Pick out each line containing the string "Lilly".

********************

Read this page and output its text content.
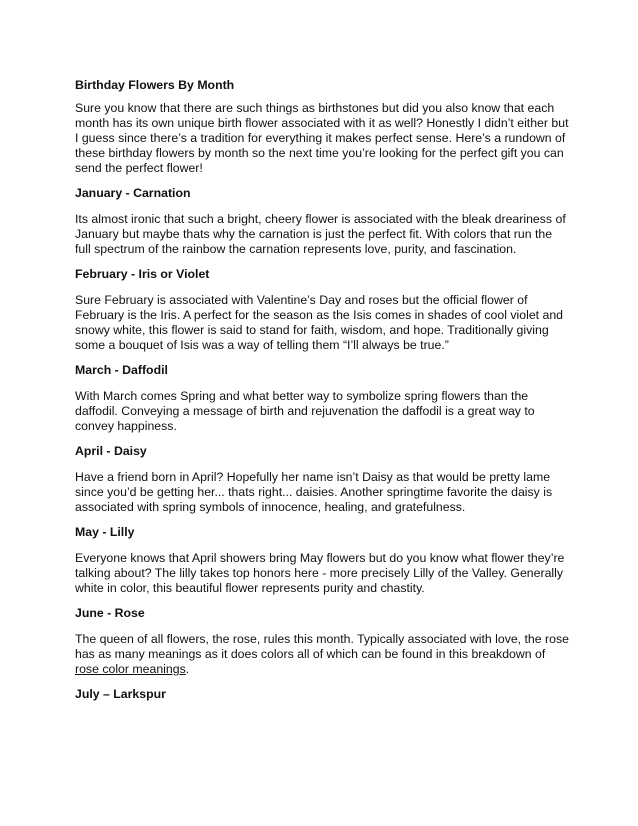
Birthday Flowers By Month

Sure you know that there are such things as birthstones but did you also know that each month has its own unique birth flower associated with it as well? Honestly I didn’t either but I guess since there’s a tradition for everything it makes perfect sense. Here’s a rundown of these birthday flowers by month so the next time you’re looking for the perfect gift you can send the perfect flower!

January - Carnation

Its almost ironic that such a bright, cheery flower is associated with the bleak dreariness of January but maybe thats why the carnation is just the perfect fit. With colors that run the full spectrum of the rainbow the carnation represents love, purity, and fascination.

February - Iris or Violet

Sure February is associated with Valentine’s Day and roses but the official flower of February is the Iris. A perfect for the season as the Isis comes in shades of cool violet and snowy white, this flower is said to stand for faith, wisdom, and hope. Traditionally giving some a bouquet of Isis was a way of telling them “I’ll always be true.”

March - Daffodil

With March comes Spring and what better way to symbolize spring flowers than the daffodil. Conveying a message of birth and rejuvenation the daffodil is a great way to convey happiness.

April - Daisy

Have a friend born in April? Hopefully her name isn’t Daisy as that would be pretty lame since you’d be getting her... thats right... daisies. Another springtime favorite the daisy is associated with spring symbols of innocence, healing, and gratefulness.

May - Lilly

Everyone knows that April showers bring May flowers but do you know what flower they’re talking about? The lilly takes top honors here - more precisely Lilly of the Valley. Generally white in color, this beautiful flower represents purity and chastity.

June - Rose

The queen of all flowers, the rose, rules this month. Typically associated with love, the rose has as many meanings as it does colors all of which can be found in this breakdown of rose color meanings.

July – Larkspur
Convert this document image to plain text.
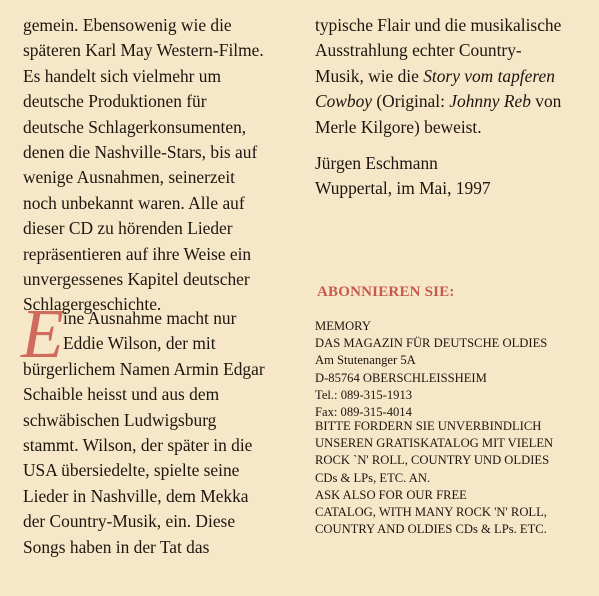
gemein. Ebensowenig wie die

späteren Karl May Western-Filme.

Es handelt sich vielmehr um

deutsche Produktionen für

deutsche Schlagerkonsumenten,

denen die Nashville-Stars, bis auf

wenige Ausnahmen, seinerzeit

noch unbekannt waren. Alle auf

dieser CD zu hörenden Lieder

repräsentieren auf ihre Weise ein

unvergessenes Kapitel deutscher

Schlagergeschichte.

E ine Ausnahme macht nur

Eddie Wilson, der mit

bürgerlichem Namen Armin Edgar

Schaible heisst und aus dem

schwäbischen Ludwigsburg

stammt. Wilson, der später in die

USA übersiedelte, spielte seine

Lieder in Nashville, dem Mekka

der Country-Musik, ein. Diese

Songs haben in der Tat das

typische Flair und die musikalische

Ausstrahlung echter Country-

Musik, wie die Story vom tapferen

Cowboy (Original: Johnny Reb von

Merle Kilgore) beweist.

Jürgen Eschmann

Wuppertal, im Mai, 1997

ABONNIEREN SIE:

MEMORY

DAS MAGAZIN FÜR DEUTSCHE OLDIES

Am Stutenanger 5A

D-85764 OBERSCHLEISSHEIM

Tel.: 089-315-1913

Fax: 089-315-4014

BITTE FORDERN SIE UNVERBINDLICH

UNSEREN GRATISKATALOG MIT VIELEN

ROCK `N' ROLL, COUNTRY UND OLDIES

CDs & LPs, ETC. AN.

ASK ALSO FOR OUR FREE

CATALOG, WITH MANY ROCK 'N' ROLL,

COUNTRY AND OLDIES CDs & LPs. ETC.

********************

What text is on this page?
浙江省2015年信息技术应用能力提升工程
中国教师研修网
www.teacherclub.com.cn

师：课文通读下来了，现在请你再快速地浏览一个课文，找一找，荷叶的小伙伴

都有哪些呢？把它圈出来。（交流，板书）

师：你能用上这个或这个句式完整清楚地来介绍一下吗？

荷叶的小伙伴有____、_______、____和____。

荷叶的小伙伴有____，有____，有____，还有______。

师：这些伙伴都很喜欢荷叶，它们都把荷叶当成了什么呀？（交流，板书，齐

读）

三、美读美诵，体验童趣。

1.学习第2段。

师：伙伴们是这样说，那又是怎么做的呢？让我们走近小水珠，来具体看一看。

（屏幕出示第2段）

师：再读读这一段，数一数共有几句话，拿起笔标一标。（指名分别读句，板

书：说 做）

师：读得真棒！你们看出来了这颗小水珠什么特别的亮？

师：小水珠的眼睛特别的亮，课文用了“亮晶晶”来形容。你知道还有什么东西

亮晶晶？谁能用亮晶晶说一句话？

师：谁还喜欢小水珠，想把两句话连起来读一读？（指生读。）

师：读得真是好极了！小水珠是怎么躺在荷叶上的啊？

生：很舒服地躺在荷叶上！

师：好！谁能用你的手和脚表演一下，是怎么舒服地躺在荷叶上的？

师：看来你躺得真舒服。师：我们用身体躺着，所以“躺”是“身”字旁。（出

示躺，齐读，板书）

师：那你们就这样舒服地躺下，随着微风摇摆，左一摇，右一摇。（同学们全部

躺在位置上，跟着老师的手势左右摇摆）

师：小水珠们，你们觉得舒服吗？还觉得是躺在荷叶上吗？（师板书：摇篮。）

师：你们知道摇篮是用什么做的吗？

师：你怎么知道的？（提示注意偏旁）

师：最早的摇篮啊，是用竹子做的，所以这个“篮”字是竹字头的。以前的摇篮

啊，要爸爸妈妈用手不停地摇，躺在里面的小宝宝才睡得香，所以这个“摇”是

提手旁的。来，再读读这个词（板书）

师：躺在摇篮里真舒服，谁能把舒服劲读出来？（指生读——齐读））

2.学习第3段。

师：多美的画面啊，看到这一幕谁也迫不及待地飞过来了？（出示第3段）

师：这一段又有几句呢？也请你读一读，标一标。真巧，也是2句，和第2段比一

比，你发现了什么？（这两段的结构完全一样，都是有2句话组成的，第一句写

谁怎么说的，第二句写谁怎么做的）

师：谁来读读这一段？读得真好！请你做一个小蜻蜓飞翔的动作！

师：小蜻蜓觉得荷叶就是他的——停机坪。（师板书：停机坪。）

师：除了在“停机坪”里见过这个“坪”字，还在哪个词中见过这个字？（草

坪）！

********************

(The completed task)
May - Lilly
Everyone knows that April showers bring May flowers but do you know what flower they’re talking about? The lilly takes top honors here - more precisely Lilly of the Valley. Generally white in color, this beautiful flower represents purity and chastity.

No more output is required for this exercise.